**Passage du texte**.
+ + + +
Cette ironie n’est pas vraiment nouvelle dans le cinéma de Denis Côté, ni même ces ruptures de ton. Ce qui est plutôt nouveau, par contre, c’est le sentiment d’humanité que dégage le personnage de Boris et, du coup, l’empathie que l’on se prend à éprouver pour lui. Un pari qui n’était pas gagné : on part de loin avec un personnage aussi détestable ! Mais Boris, sans Béatrice, sans sa fille ou sa mère, Boris et sa maîtresse, n’est qu’une façade, un roc. Un roc, comme celui qui affronte la tempête générée par l’hélicoptère dans la scène d’ouverture, mais un roc en apparence seulement, car prêt à se lézarder comme le suggère l’affiche du film. Boris joue un rôle, il s’est emmuré dans ce rôle, celui du capitaliste individualiste, méprisant, hautain, qui doit tout à sa propre volonté et rien aux autres, rien particulièrement à ses proches. Mais Boris est seul, immensément seul. Sa prison est dorée, mais cette prison l’asphyxie.
Le film, dès lors, a des allures de conte moral, plus Rohmer que Resnais finalement. De conte, puisque la réalité semble, comme toujours chez Denis Côté, vaciller, comme si ce réel pouvait à tout moment, tel un voile, se déchirer et basculer de l’autre côté du miroir. Par moment, Boris semble perdre pied. Béatrice est filmée comme une apparition, presque comme une madone, inaccessible étoile qui vient renforcer la perception voulant que Boris ait perdu le sens des réalités, ou plutôt le sens du commun. Nous avons alors le sentiment que la routine, le pouvoir, le regard d’autrui, ont créé une distance infinie entre lui et les autres. Et que c’est cette distance qu’il doit parcourir pour rejoindre les vivants et regagner l’amour des siens. Béatrice est malade, une maladie qui l’enferme dans une tour d’ivoire. Mais cette maladie est-elle la conséquence de l’éloignement de Boris ou la route à parcourir pour la rejoindre ?
+ + + +
**Consignes**.
Recopiez intégralement le passage ci-dessus sur le personnage de Boris dans le film de Denis Côté.
+ + + +
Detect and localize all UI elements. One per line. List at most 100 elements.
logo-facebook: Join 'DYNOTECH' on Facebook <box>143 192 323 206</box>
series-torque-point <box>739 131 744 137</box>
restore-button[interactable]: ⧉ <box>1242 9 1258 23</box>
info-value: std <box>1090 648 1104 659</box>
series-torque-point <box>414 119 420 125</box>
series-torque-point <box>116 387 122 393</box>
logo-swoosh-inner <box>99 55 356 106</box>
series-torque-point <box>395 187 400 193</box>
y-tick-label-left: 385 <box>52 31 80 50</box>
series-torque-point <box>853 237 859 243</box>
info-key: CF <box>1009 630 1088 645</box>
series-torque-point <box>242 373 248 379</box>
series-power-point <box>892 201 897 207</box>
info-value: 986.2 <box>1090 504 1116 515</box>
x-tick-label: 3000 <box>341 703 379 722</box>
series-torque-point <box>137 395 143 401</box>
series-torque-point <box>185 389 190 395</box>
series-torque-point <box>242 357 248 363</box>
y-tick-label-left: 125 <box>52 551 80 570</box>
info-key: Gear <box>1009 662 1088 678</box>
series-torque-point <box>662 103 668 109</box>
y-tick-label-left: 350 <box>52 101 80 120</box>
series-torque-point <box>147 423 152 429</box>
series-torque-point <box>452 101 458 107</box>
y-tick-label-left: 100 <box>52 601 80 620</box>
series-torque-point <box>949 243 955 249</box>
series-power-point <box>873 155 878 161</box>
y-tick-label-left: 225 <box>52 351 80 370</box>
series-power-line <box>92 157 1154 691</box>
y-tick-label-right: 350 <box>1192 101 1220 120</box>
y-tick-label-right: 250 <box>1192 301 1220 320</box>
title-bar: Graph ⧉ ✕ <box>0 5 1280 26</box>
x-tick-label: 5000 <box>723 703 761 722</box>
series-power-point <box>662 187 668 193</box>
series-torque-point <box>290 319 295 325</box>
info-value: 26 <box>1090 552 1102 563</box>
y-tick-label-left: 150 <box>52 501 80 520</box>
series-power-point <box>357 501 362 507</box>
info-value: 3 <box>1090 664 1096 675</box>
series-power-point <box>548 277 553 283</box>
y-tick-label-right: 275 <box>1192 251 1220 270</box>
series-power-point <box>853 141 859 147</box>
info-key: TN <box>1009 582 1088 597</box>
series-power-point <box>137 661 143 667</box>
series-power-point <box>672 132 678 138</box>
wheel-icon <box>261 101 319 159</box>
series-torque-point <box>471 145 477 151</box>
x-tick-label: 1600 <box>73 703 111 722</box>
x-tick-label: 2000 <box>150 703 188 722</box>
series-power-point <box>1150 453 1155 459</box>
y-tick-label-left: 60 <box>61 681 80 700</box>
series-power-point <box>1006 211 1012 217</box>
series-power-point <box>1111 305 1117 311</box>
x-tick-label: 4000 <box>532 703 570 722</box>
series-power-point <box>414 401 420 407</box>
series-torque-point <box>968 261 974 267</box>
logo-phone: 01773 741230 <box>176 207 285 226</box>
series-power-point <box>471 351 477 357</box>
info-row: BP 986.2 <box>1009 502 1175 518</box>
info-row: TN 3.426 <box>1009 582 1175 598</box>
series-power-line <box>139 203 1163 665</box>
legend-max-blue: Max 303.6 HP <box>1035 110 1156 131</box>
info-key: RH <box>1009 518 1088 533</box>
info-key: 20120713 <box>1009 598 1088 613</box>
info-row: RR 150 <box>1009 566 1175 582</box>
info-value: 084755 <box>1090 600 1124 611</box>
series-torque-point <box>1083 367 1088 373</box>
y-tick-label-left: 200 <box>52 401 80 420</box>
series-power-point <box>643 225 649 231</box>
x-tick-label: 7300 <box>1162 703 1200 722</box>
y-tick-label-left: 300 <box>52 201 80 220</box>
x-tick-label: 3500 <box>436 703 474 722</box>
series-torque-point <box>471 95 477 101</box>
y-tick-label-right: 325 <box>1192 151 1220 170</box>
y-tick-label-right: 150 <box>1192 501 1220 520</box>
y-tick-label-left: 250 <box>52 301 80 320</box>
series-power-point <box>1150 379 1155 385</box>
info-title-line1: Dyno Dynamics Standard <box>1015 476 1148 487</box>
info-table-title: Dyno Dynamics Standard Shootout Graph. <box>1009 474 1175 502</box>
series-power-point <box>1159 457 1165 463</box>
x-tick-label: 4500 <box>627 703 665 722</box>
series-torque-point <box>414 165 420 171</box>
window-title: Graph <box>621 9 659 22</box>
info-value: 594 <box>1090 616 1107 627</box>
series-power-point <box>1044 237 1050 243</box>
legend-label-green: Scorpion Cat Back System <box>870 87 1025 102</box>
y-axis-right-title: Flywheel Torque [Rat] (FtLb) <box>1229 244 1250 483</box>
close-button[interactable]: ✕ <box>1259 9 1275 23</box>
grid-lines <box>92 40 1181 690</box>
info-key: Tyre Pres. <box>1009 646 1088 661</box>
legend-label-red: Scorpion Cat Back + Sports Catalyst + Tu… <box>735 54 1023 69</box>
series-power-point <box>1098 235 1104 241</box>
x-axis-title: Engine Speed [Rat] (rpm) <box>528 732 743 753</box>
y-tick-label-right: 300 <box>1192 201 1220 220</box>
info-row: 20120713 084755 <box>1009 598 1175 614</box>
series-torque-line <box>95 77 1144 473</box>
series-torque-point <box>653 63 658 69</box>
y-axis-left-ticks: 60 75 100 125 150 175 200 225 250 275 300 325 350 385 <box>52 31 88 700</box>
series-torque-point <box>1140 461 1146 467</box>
+ + + +
**Réponse**.
Cette ironie n’est pas vraiment nouvelle dans le cinéma de Denis Côté, ni même ces ruptures de ton. Ce qui est plutôt nouveau, par contre, c’est le sentiment d’humanité que dégage le personnage de Boris et, du coup, l’empathie que l’on se prend à éprouver pour lui. Un pari qui n’était pas gagné : on part de loin avec un personnage aussi détestable ! Mais Boris, sans Béatrice, sans sa fille ou sa mère, Boris et sa maîtresse, n’est qu’une façade, un roc. Un roc, comme celui qui affronte la tempête générée par l’hélicoptère dans la scène d’ouverture, mais un roc en apparence seulement, car prêt à se lézarder comme le suggère l’affiche du film. Boris joue un rôle, il s’est emmuré dans ce rôle, celui du capitaliste individualiste, méprisant, hautain, qui doit tout à sa propre volonté et rien aux autres, rien particulièrement à ses proches. Mais Boris est seul, immensément seul. Sa prison est dorée, mais cette prison l’asphyxie.
Le film, dès lors, a des allures de conte moral, plus Rohmer que Resnais finalement. De conte, puisque la réalité semble, comme toujours chez Denis Côté, vaciller, comme si ce réel pouvait à tout moment, tel un voile, se déchirer et basculer de l’autre côté du miroir. Par moment, Boris semble perdre pied. Béatrice est filmée comme une apparition, presque comme une madone, inaccessible étoile qui vient renforcer la perception voulant que Boris ait perdu le sens des réalités, ou plutôt le sens du commun. Nous avons alors le sentiment que la routine, le pouvoir, le regard d’autrui, ont créé une distance infinie entre lui et les autres. Et que c’est cette distance qu’il doit parcourir pour rejoindre les vivants et regagner l’amour des siens. Béatrice est malade, une maladie qui l’enferme dans une tour d’ivoire. Mais cette maladie est-elle la conséquence de l’éloignement de Boris ou la route à parcourir pour la rejoindre ?